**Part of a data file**
· · · ·

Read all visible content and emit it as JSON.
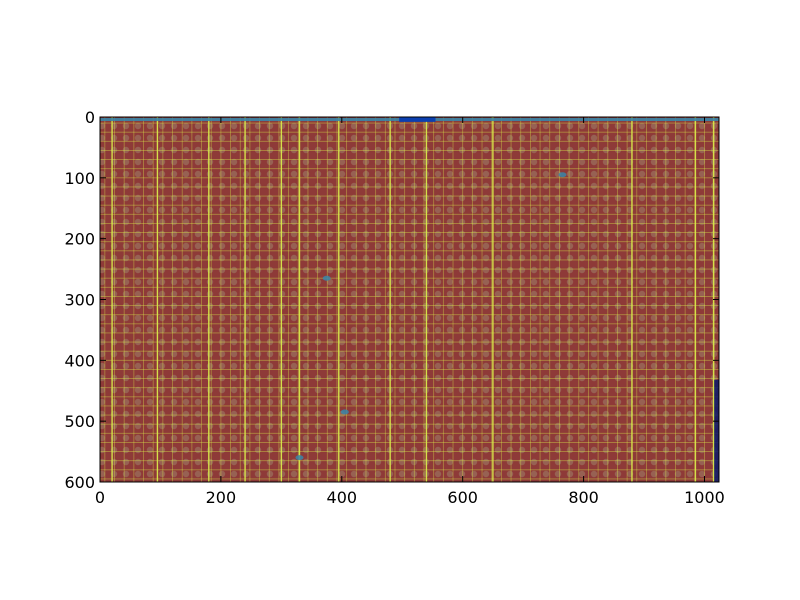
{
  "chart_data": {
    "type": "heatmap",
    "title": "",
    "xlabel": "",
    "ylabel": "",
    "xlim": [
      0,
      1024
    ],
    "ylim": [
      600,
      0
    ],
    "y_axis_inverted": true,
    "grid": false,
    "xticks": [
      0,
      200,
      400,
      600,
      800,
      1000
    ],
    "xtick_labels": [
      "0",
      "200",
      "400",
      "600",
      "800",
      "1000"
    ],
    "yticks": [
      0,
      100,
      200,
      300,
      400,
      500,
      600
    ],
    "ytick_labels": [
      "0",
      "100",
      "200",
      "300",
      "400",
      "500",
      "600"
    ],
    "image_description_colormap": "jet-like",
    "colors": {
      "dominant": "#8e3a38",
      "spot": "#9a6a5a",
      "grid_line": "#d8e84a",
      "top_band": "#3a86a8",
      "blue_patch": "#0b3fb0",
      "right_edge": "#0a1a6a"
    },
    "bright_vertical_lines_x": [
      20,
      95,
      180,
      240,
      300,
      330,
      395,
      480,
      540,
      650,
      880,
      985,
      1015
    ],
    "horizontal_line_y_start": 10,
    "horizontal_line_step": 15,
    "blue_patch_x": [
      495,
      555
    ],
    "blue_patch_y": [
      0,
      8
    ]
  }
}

· · · ·

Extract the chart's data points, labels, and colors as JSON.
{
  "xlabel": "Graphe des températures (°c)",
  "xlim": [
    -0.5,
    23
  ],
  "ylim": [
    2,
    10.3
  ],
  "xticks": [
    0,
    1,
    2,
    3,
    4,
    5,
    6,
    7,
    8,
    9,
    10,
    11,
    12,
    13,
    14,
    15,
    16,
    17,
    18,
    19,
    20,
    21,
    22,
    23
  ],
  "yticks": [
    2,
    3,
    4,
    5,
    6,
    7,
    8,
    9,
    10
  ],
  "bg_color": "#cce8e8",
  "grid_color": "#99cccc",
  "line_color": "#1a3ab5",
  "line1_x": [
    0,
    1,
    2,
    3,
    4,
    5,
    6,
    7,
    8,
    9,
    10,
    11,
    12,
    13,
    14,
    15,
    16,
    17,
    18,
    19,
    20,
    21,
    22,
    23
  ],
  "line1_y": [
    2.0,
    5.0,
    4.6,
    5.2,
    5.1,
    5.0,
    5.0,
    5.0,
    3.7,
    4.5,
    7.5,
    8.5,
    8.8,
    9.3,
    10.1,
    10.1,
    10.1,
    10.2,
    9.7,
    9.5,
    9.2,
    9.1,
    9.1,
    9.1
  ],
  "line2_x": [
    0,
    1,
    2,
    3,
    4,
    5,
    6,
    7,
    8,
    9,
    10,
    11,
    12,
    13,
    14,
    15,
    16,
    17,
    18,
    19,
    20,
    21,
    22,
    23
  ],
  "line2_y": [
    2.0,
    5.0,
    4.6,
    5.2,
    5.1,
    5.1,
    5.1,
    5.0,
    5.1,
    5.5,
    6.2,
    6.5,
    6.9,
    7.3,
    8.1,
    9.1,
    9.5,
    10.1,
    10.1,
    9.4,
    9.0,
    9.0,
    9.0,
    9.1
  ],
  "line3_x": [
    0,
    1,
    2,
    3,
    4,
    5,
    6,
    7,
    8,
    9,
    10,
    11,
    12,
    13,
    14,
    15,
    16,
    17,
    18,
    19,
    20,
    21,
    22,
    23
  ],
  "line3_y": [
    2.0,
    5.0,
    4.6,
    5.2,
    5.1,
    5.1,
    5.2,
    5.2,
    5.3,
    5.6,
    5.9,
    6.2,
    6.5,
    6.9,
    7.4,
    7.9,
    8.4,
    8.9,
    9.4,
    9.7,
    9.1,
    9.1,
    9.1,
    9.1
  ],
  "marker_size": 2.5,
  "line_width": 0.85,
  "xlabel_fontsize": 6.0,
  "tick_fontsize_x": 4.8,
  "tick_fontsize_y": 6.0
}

· · · ·

**Exercise task**
Leave out every line without the string "JSON" and copy the rest.

**Exercise response**
Read all visible content and emit it as JSON.
Extract the chart's data points, labels, and colors as JSON.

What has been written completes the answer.